* [WHAT TO WORK ON] Determine how many lines contain the string "HIPAA". Reply with that figure and nothing else.

______________________________

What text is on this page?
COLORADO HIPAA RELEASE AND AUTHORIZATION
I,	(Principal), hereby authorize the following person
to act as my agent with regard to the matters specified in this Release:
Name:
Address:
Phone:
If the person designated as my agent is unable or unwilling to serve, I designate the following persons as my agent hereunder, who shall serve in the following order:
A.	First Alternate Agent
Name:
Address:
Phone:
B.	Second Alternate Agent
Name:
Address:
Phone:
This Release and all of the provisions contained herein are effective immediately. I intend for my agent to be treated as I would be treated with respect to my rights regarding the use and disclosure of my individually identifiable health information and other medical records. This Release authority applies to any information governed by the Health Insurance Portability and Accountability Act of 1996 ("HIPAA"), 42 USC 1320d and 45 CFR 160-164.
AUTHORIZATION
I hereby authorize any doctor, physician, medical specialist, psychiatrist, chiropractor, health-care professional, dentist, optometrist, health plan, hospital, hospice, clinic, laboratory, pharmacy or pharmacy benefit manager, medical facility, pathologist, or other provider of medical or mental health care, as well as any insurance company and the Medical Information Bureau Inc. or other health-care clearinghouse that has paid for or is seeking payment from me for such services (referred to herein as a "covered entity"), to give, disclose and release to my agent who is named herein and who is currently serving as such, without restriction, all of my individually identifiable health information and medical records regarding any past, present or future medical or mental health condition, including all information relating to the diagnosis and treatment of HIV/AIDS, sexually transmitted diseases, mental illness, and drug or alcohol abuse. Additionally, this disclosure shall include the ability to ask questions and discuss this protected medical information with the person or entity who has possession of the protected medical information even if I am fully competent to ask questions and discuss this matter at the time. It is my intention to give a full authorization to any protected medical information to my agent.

______________________________

* [RESULT FOR THIS EXERCISE] 2